OBIETTIVO A:
Nel brano sui poteri del presidente del CdA, quale norma del codice civile gli attribuisce il potere di convocare il consiglio?
OBIETTIVO B:
Riporta parola per parola la parte del brano sui poteri del presidente del CdA che si apre con le parole contenenti "A tali poteri-doveri" e si chiude con "la riunione, etc.".

BRANO DI TESTO:
3.2 I poteri-doveri del Presidente del CdA
Nel modello di amministrazione informata, nel quale l’adeguatezza dei flussi informativi rappresenta uno strumento imprescindibile della governance societaria, il presidente del CdA è chiamato a svolgere un ruolo centrale. Ai sensi dell’art. 2381 comma 1 c.c., infatti, al presidente del CdA è attribuito il potere di:
- convocare il CdA;
- fissare l’ordine del giorno;
- coordinare i lavori;
- provvedere affinché tutti i consiglieri ricevano adeguate informazioni sulle materie iscritte all’ordine del giorno, in prospettiva della riunione consiliare.
A tali poteri-doveri si aggiungono quelli connaturati alla funzione stessa di presidente di un organo collegiale, ovvero quelli di regolare la discussione e il voto, di ricevere le richieste e le dichiarazioni di astensione dei consiglieri presenti, di proclamare il risultato delle votazioni, di curarne la verbalizzazione, di dichiarare sciolta la riunione, etc.
Il potere di convocazione attribuito al presidente consente a quest’ultimo di esercitare una notevole influenza sull’attività dell’organo delegato; tale influenza può manifestarsi, ad esempio, attraverso la frequente convocazione del CdA – che ha il potere di impartire direttive agli organi delegati e avocare a sé operazioni rientranti nella delega (v. par. 3.1) – con lo scopo di aumentare il controllo del consiglio sui consiglieri delegati e far adottare a questi alcune decisioni ovvero impartire a questi direttive con una certa frequenza.

DATI FORNITI:
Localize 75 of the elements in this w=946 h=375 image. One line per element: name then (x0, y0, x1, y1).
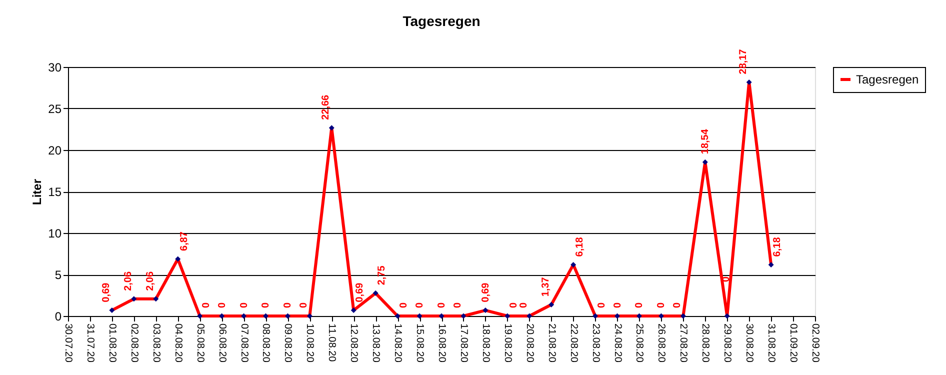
data-label: 6,18 (772, 236, 784, 257)
y-tick-label: 5 (54, 268, 62, 282)
x-tick-label: 24.08.20 (612, 324, 623, 363)
data-label: 0 (596, 302, 608, 308)
x-tick-label: 10.08.20 (304, 324, 316, 363)
data-label: 2,06 (122, 271, 134, 291)
legend-label: Tagesregen (856, 72, 919, 86)
data-label: 0 (518, 302, 530, 308)
data-label: 0 (238, 302, 250, 308)
data-label: 2,06 (144, 271, 156, 291)
data-label: 0 (216, 302, 228, 308)
x-tick-label: 13.08.20 (370, 324, 382, 363)
data-label: 0,69 (480, 282, 492, 302)
x-tick-label: 18.08.20 (480, 324, 491, 363)
x-tick-label: 30.07.20 (62, 324, 74, 363)
x-tick-label: 31.08.20 (766, 324, 777, 363)
y-tick-label: 10 (48, 226, 62, 240)
x-tick-label: 06.08.20 (216, 324, 228, 363)
data-label: 1,37 (540, 276, 552, 297)
data-label: 0 (452, 302, 464, 308)
data-label: 0 (282, 302, 294, 308)
x-tick-label: 28.08.20 (700, 324, 711, 363)
data-label: 6,18 (574, 236, 586, 257)
x-tick-label: 16.08.20 (436, 324, 447, 363)
x-tick-label: 23.08.20 (590, 324, 601, 363)
x-tick-label: 30.08.20 (744, 324, 755, 363)
x-tick-label: 22.08.20 (568, 324, 579, 363)
x-tick-label: 02.09.20 (810, 324, 820, 363)
x-tick-label: 14.08.20 (392, 324, 404, 363)
y-tick-label: 0 (54, 310, 62, 324)
y-axis-title: Liter (30, 178, 44, 206)
x-tick-label: 21.08.20 (546, 324, 557, 363)
data-label: 0 (612, 302, 624, 308)
x-tick-label: 17.08.20 (458, 324, 469, 363)
x-tick-label: 04.08.20 (172, 324, 184, 363)
data-label: 0 (414, 302, 426, 308)
x-tick-label: 05.08.20 (194, 324, 206, 363)
x-tick-label: 03.08.20 (150, 324, 162, 363)
x-tick-label: 01.09.20 (788, 324, 799, 363)
data-label: 0 (436, 302, 448, 308)
chart-title: Tagesregen (402, 13, 480, 30)
data-label: 0 (656, 302, 668, 308)
x-tick-label: 26.08.20 (656, 324, 667, 363)
x-tick-label: 11.08.20 (326, 324, 338, 362)
x-tick-label: 25.08.20 (634, 324, 645, 363)
x-tick-label: 20.08.20 (524, 324, 535, 363)
data-label: 2,75 (376, 265, 388, 286)
x-tick-label: 31.07.20 (84, 324, 96, 363)
x-tick-label: 27.08.20 (678, 324, 689, 363)
x-tick-label: 12.08.20 (348, 324, 360, 363)
x-tick-label: 19.08.20 (502, 324, 513, 363)
data-label: 6,87 (178, 231, 190, 251)
x-tick-label: 15.08.20 (414, 324, 426, 363)
y-tick-label: 20 (48, 144, 62, 158)
data-label: 0 (260, 302, 272, 308)
data-label: 22,66 (320, 94, 332, 120)
y-tick-label: 30 (48, 60, 62, 74)
x-tick-label: 08.08.20 (260, 324, 272, 363)
y-tick-label: 15 (48, 185, 62, 199)
data-label: 0 (398, 302, 410, 308)
x-tick-label: 29.08.20 (722, 324, 733, 363)
data-label: 18,54 (700, 128, 712, 154)
x-tick-label: 02.08.20 (128, 324, 140, 363)
data-label: 0 (508, 302, 520, 308)
x-tick-label: 07.08.20 (238, 324, 250, 363)
data-label: 0 (298, 302, 310, 308)
y-tick-label: 25 (48, 102, 62, 116)
data-label: 0 (672, 302, 684, 308)
data-label: 0 (200, 302, 212, 308)
data-label: 0,69 (100, 282, 112, 302)
x-tick-label: 01.08.20 (106, 324, 118, 363)
data-label: 0 (634, 302, 646, 308)
data-label: 28,17 (738, 48, 750, 74)
data-label: 0,69 (354, 282, 366, 302)
x-tick-label: 09.08.20 (282, 324, 294, 363)
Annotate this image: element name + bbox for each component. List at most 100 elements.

RISPOSTA CORRETTA A:
L'art. 2381, comma 1, c.c.

RISPOSTA CORRETTA B:
A tali poteri-doveri si aggiungono quelli connaturati alla funzione stessa di presidente di un organo collegiale, ovvero quelli di regolare la discussione e il voto, di ricevere le richieste e le dichiarazioni di astensione dei consiglieri presenti, di proclamare il risultato delle votazioni, di curarne la verbalizzazione, di dichiarare sciolta la riunione, etc.